AIM:
Your task is to print every entry below exactly as given.

--- start MATERIAL SUPPLIED ---

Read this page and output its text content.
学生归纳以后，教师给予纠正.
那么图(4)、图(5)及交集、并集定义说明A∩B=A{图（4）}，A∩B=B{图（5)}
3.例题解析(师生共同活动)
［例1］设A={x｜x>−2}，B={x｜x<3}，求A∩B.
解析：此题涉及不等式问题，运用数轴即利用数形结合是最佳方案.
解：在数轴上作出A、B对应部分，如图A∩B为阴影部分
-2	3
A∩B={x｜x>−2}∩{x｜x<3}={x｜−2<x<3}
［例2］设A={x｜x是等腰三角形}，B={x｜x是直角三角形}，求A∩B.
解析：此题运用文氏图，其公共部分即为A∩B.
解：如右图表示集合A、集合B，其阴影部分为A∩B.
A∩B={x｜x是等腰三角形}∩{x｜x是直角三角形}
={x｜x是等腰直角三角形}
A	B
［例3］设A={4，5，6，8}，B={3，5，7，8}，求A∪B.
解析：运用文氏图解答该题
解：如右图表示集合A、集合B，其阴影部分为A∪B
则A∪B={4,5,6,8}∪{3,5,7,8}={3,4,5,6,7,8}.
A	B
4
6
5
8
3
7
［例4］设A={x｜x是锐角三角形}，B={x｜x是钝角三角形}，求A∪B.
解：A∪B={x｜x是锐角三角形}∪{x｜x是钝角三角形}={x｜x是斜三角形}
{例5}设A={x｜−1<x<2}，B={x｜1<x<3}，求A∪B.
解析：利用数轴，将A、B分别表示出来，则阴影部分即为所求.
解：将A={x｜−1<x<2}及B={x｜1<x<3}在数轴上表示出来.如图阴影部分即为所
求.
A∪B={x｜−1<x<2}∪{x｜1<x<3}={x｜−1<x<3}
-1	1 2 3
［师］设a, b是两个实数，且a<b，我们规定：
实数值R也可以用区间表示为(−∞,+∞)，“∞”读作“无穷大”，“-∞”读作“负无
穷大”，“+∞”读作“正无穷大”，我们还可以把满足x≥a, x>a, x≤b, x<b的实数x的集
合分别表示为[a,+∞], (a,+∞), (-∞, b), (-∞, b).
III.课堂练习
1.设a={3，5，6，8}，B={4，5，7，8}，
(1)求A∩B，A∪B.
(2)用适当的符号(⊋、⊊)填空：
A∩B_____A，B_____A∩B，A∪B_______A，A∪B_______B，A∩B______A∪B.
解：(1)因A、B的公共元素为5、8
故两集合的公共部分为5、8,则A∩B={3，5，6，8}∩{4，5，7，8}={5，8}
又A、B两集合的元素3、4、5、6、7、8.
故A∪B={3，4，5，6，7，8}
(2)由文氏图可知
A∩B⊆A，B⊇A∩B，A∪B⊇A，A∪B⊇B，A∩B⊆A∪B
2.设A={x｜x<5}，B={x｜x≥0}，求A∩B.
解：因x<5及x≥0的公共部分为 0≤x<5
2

--- end MATERIAL SUPPLIED ---

FINISHED TASK:
Read this page and output its text content.
学生归纳以后，教师给予纠正.
那么图(4)、图(5)及交集、并集定义说明A∩B=A{图（4）}，A∩B=B{图（5)}
3.例题解析(师生共同活动)
［例1］设A={x｜x>−2}，B={x｜x<3}，求A∩B.
解析：此题涉及不等式问题，运用数轴即利用数形结合是最佳方案.
解：在数轴上作出A、B对应部分，如图A∩B为阴影部分
-2	3
A∩B={x｜x>−2}∩{x｜x<3}={x｜−2<x<3}
［例2］设A={x｜x是等腰三角形}，B={x｜x是直角三角形}，求A∩B.
解析：此题运用文氏图，其公共部分即为A∩B.
解：如右图表示集合A、集合B，其阴影部分为A∩B.
A∩B={x｜x是等腰三角形}∩{x｜x是直角三角形}
={x｜x是等腰直角三角形}
A	B
［例3］设A={4，5，6，8}，B={3，5，7，8}，求A∪B.
解析：运用文氏图解答该题
解：如右图表示集合A、集合B，其阴影部分为A∪B
则A∪B={4,5,6,8}∪{3,5,7,8}={3,4,5,6,7,8}.
A	B
4
6
5
8
3
7
［例4］设A={x｜x是锐角三角形}，B={x｜x是钝角三角形}，求A∪B.
解：A∪B={x｜x是锐角三角形}∪{x｜x是钝角三角形}={x｜x是斜三角形}
{例5}设A={x｜−1<x<2}，B={x｜1<x<3}，求A∪B.
解析：利用数轴，将A、B分别表示出来，则阴影部分即为所求.
解：将A={x｜−1<x<2}及B={x｜1<x<3}在数轴上表示出来.如图阴影部分即为所
求.
A∪B={x｜−1<x<2}∪{x｜1<x<3}={x｜−1<x<3}
-1	1 2 3
［师］设a, b是两个实数，且a<b，我们规定：
实数值R也可以用区间表示为(−∞,+∞)，“∞”读作“无穷大”，“-∞”读作“负无
穷大”，“+∞”读作“正无穷大”，我们还可以把满足x≥a, x>a, x≤b, x<b的实数x的集
合分别表示为[a,+∞], (a,+∞), (-∞, b), (-∞, b).
III.课堂练习
1.设a={3，5，6，8}，B={4，5，7，8}，
(1)求A∩B，A∪B.
(2)用适当的符号(⊋、⊊)填空：
A∩B_____A，B_____A∩B，A∪B_______A，A∪B_______B，A∩B______A∪B.
解：(1)因A、B的公共元素为5、8
故两集合的公共部分为5、8,则A∩B={3，5，6，8}∩{4，5，7，8}={5，8}
又A、B两集合的元素3、4、5、6、7、8.
故A∪B={3，4，5，6，7，8}
(2)由文氏图可知
A∩B⊆A，B⊇A∩B，A∪B⊇A，A∪B⊇B，A∩B⊆A∪B
2.设A={x｜x<5}，B={x｜x≥0}，求A∩B.
解：因x<5及x≥0的公共部分为 0≤x<5
2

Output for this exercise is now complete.